§ **Prompt**: Make an exact copy of the entries, and keep any pictures out of it.

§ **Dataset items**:
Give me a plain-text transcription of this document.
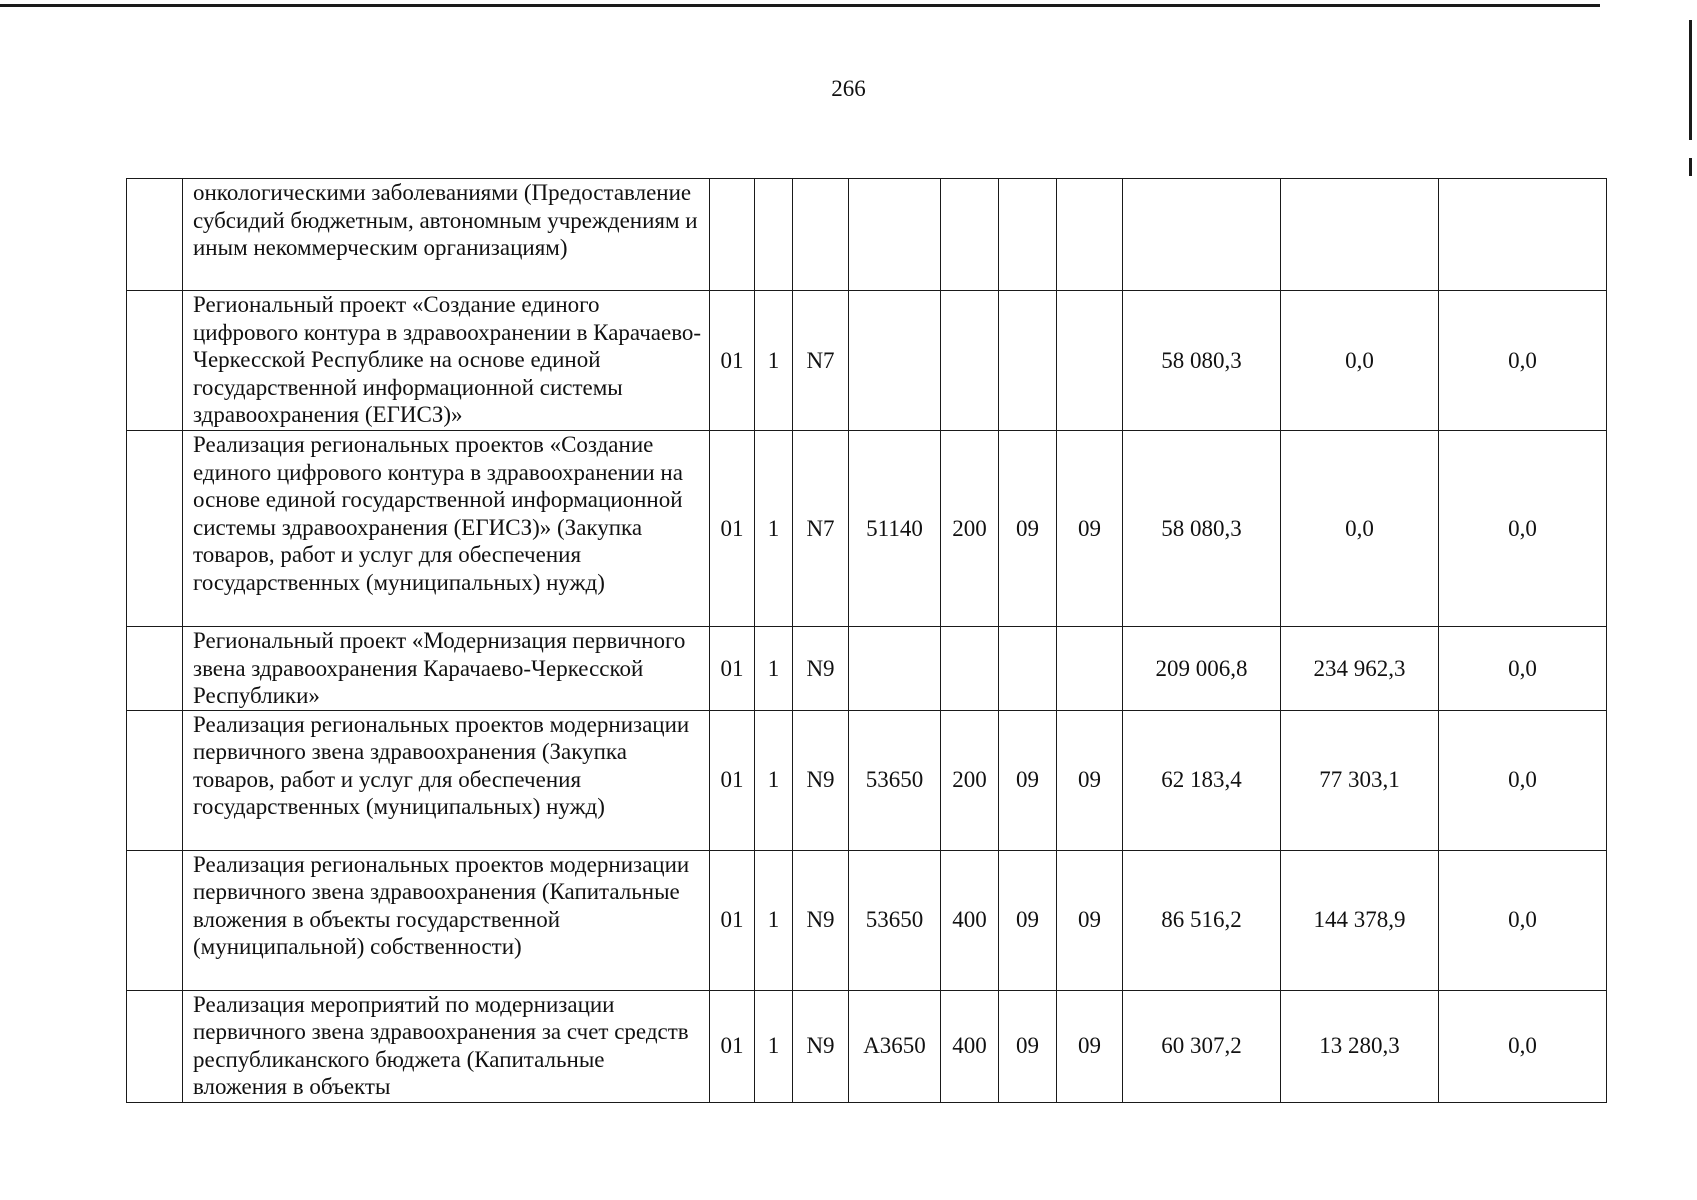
266
	онкологическими заболеваниями (Предоставление субсидий бюджетным, автономным учреждениям и иным некоммерческим организациям)										
	Региональный проект «Создание единого цифрового контура в здравоохранении в Карачаево-Черкесской Республике на основе единой государственной информационной системы здравоохранения (ЕГИСЗ)»	01	1	N7					58 080,3	0,0	0,0
	Реализация региональных проектов «Создание единого цифрового контура в здравоохранении на основе единой государственной информационной системы здравоохранения (ЕГИСЗ)» (Закупка товаров, работ и услуг для обеспечения государственных (муниципальных) нужд)	01	1	N7	51140	200	09	09	58 080,3	0,0	0,0
	Региональный проект «Модернизация первичного звена здравоохранения Карачаево-Черкесской Республики»	01	1	N9					209 006,8	234 962,3	0,0
	Реализация региональных проектов модернизации первичного звена здравоохранения (Закупка товаров, работ и услуг для обеспечения государственных (муниципальных) нужд)	01	1	N9	53650	200	09	09	62 183,4	77 303,1	0,0
	Реализация региональных проектов модернизации первичного звена здравоохранения (Капитальные вложения в объекты государственной (муниципальной) собственности)	01	1	N9	53650	400	09	09	86 516,2	144 378,9	0,0
	Реализация мероприятий по модернизации первичного звена здравоохранения за счет средств республиканского бюджета (Капитальные вложения в объекты	01	1	N9	А3650	400	09	09	60 307,2	13 280,3	0,0
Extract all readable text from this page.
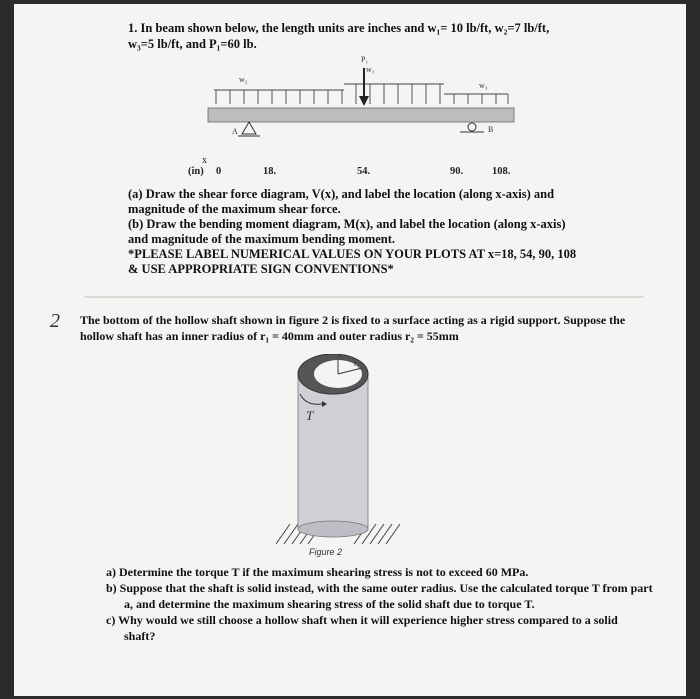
1. In beam shown below, the length units are inches and w₁= 10 lb/ft, w₂=7 lb/ft,
w₃=5 lb/ft, and P₁=60 lb.
P₁
w₁
w₂
w₃
A	B
x
(in) 0	18.	54.	90.	108.

(a) Draw the shear force diagram, V(x), and label the location (along x-axis) and

magnitude of the maximum shear force.

(b) Draw the bending moment diagram, M(x), and label the location (along x-axis)

and magnitude of the maximum bending moment.

*PLEASE LABEL NUMERICAL VALUES ON YOUR PLOTS AT x=18, 54, 90, 108

& USE APPROPRIATE SIGN CONVENTIONS*

2 The bottom of the hollow shaft shown in figure 2 is fixed to a surface acting as a rigid support. Suppose the
hollow shaft has an inner radius of r₁ = 40mm and outer radius r₂ = 55mm
r₂
r₁
T
Figure 2

a) Determine the torque T if the maximum shearing stress is not to exceed 60 MPa.

b) Suppose that the shaft is solid instead, with the same outer radius. Use the calculated torque T from part
a, and determine the maximum shearing stress of the solid shaft due to torque T.

c) Why would we still choose a hollow shaft when it will experience higher stress compared to a solid
shaft?
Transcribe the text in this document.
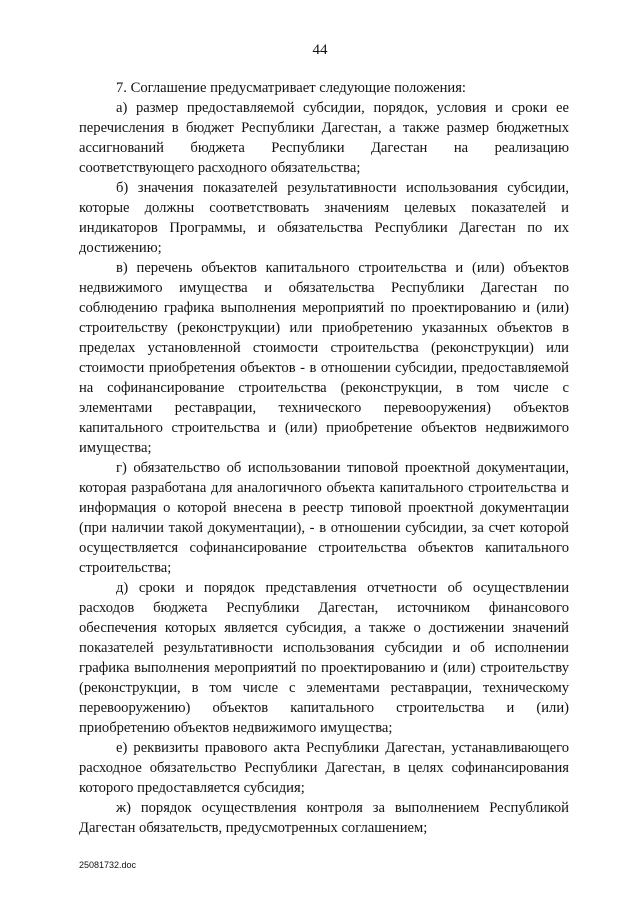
44

7. Соглашение предусматривает следующие положения:

а) размер предоставляемой субсидии, порядок, условия и сроки ее перечисления в бюджет Республики Дагестан, а также размер бюджетных ассигнований бюджета Республики Дагестан на реализацию соответствующего расходного обязательства;

б) значения показателей результативности использования субсидии, которые должны соответствовать значениям целевых показателей и индикаторов Программы, и обязательства Республики Дагестан по их достижению;

в) перечень объектов капитального строительства и (или) объектов недвижимого имущества и обязательства Республики Дагестан по соблюдению графика выполнения мероприятий по проектированию и (или) строительству (реконструкции) или приобретению указанных объектов в пределах установленной стоимости строительства (реконструкции) или стоимости приобретения объектов - в отношении субсидии, предоставляемой на софинансирование строительства (реконструкции, в том числе с элементами реставрации, технического перевооружения) объектов капитального строительства и (или) приобретение объектов недвижимого имущества;

г) обязательство об использовании типовой проектной документации, которая разработана для аналогичного объекта капитального строительства и информация о которой внесена в реестр типовой проектной документации (при наличии такой документации), - в отношении субсидии, за счет которой осуществляется софинансирование строительства объектов капитального строительства;

д) сроки и порядок представления отчетности об осуществлении расходов бюджета Республики Дагестан, источником финансового обеспечения которых является субсидия, а также о достижении значений показателей результативности использования субсидии и об исполнении графика выполнения мероприятий по проектированию и (или) строительству (реконструкции, в том числе с элементами реставрации, техническому перевооружению) объектов капитального строительства и (или) приобретению объектов недвижимого имущества;

е) реквизиты правового акта Республики Дагестан, устанавливающего расходное обязательство Республики Дагестан, в целях софинансирования которого предоставляется субсидия;

ж) порядок осуществления контроля за выполнением Республикой Дагестан обязательств, предусмотренных соглашением;

25081732.doc
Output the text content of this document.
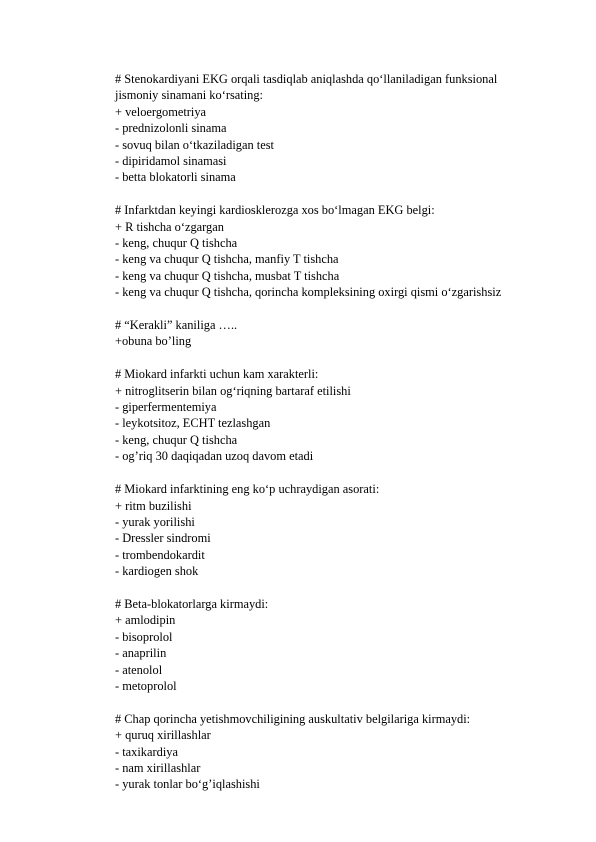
# Stenokardiyani EKG orqali tasdiqlab aniqlashda qo‘llaniladigan funksional
jismoniy sinamani ko‘rsating:
+ veloergometriya
- prednizolonli sinama
- sovuq bilan o‘tkaziladigan test
- dipiridamol sinamasi
- betta blokatorli sinama
# Infarktdan keyingi kardiosklerozga xos bo‘lmagan EKG belgi:
+ R tishcha o‘zgargan
- keng, chuqur Q tishcha
- keng va chuqur Q tishcha, manfiy T tishcha
- keng va chuqur Q tishcha, musbat T tishcha
- keng va chuqur Q tishcha, qorincha kompleksining oxirgi qismi o‘zgarishsiz
# “Kerakli” kaniliga …..
+obuna bo’ling
# Miokard infarkti uchun kam xarakterli:
+ nitroglitserin bilan og‘riqning bartaraf etilishi
- giperfermentemiya
- leykotsitoz, ECHT tezlashgan
- keng, chuqur Q tishcha
- og’riq 30 daqiqadan uzoq davom etadi
# Miokard infarktining eng ko‘p uchraydigan asorati:
+ ritm buzilishi
- yurak yorilishi
- Dressler sindromi
- trombendokardit
- kardiogen shok
# Beta-blokatorlarga kirmaydi:
+ amlodipin
- bisoprolol
- anaprilin
- atenolol
- metoprolol
# Chap qorincha yetishmovchiligining auskultativ belgilariga kirmaydi:
+ quruq xirillashlar
- taxikardiya
- nam xirillashlar
- yurak tonlar bo‘g’iqlashishi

§ **Written answer**:
Give me a plain-text transcription of this document.
266
	онкологическими заболеваниями (Предоставление субсидий бюджетным, автономным учреждениям и иным некоммерческим организациям)										
	Региональный проект «Создание единого цифрового контура в здравоохранении в Карачаево-Черкесской Республике на основе единой государственной информационной системы здравоохранения (ЕГИСЗ)»	01	1	N7					58 080,3	0,0	0,0
	Реализация региональных проектов «Создание единого цифрового контура в здравоохранении на основе единой государственной информационной системы здравоохранения (ЕГИСЗ)» (Закупка товаров, работ и услуг для обеспечения государственных (муниципальных) нужд)	01	1	N7	51140	200	09	09	58 080,3	0,0	0,0
	Региональный проект «Модернизация первичного звена здравоохранения Карачаево-Черкесской Республики»	01	1	N9					209 006,8	234 962,3	0,0
	Реализация региональных проектов модернизации первичного звена здравоохранения (Закупка товаров, работ и услуг для обеспечения государственных (муниципальных) нужд)	01	1	N9	53650	200	09	09	62 183,4	77 303,1	0,0
	Реализация региональных проектов модернизации первичного звена здравоохранения (Капитальные вложения в объекты государственной (муниципальной) собственности)	01	1	N9	53650	400	09	09	86 516,2	144 378,9	0,0
	Реализация мероприятий по модернизации первичного звена здравоохранения за счет средств республиканского бюджета (Капитальные вложения в объекты	01	1	N9	А3650	400	09	09	60 307,2	13 280,3	0,0
Extract all readable text from this page.
1. In beam shown below, the length units are inches and w₁= 10 lb/ft, w₂=7 lb/ft,
w₃=5 lb/ft, and P₁=60 lb.
P₁
w₁
w₂
w₃
A	B
x
(in) 0	18.	54.	90.	108.

(a) Draw the shear force diagram, V(x), and label the location (along x-axis) and

magnitude of the maximum shear force.

(b) Draw the bending moment diagram, M(x), and label the location (along x-axis)

and magnitude of the maximum bending moment.

*PLEASE LABEL NUMERICAL VALUES ON YOUR PLOTS AT x=18, 54, 90, 108

& USE APPROPRIATE SIGN CONVENTIONS*

2 The bottom of the hollow shaft shown in figure 2 is fixed to a surface acting as a rigid support. Suppose the
hollow shaft has an inner radius of r₁ = 40mm and outer radius r₂ = 55mm
r₂
r₁
T
Figure 2

a) Determine the torque T if the maximum shearing stress is not to exceed 60 MPa.

b) Suppose that the shaft is solid instead, with the same outer radius. Use the calculated torque T from part
a, and determine the maximum shearing stress of the solid shaft due to torque T.

c) Why would we still choose a hollow shaft when it will experience higher stress compared to a solid
shaft?
Transcribe the text in this document.
44

7. Соглашение предусматривает следующие положения:

а) размер предоставляемой субсидии, порядок, условия и сроки ее перечисления в бюджет Республики Дагестан, а также размер бюджетных ассигнований бюджета Республики Дагестан на реализацию соответствующего расходного обязательства;

б) значения показателей результативности использования субсидии, которые должны соответствовать значениям целевых показателей и индикаторов Программы, и обязательства Республики Дагестан по их достижению;

в) перечень объектов капитального строительства и (или) объектов недвижимого имущества и обязательства Республики Дагестан по соблюдению графика выполнения мероприятий по проектированию и (или) строительству (реконструкции) или приобретению указанных объектов в пределах установленной стоимости строительства (реконструкции) или стоимости приобретения объектов - в отношении субсидии, предоставляемой на софинансирование строительства (реконструкции, в том числе с элементами реставрации, технического перевооружения) объектов капитального строительства и (или) приобретение объектов недвижимого имущества;

г) обязательство об использовании типовой проектной документации, которая разработана для аналогичного объекта капитального строительства и информация о которой внесена в реестр типовой проектной документации (при наличии такой документации), - в отношении субсидии, за счет которой осуществляется софинансирование строительства объектов капитального строительства;

д) сроки и порядок представления отчетности об осуществлении расходов бюджета Республики Дагестан, источником финансового обеспечения которых является субсидия, а также о достижении значений показателей результативности использования субсидии и об исполнении графика выполнения мероприятий по проектированию и (или) строительству (реконструкции, в том числе с элементами реставрации, техническому перевооружению) объектов капитального строительства и (или) приобретению объектов недвижимого имущества;

е) реквизиты правового акта Республики Дагестан, устанавливающего расходное обязательство Республики Дагестан, в целях софинансирования которого предоставляется субсидия;

ж) порядок осуществления контроля за выполнением Республикой Дагестан обязательств, предусмотренных соглашением;

25081732.doc
Output the text content of this document.
# Stenokardiyani EKG orqali tasdiqlab aniqlashda qo‘llaniladigan funksional
jismoniy sinamani ko‘rsating:
+ veloergometriya
- prednizolonli sinama
- sovuq bilan o‘tkaziladigan test
- dipiridamol sinamasi
- betta blokatorli sinama
# Infarktdan keyingi kardiosklerozga xos bo‘lmagan EKG belgi:
+ R tishcha o‘zgargan
- keng, chuqur Q tishcha
- keng va chuqur Q tishcha, manfiy T tishcha
- keng va chuqur Q tishcha, musbat T tishcha
- keng va chuqur Q tishcha, qorincha kompleksining oxirgi qismi o‘zgarishsiz
# “Kerakli” kaniliga …..
+obuna bo’ling
# Miokard infarkti uchun kam xarakterli:
+ nitroglitserin bilan og‘riqning bartaraf etilishi
- giperfermentemiya
- leykotsitoz, ECHT tezlashgan
- keng, chuqur Q tishcha
- og’riq 30 daqiqadan uzoq davom etadi
# Miokard infarktining eng ko‘p uchraydigan asorati:
+ ritm buzilishi
- yurak yorilishi
- Dressler sindromi
- trombendokardit
- kardiogen shok
# Beta-blokatorlarga kirmaydi:
+ amlodipin
- bisoprolol
- anaprilin
- atenolol
- metoprolol
# Chap qorincha yetishmovchiligining auskultativ belgilariga kirmaydi:
+ quruq xirillashlar
- taxikardiya
- nam xirillashlar
- yurak tonlar bo‘g’iqlashishi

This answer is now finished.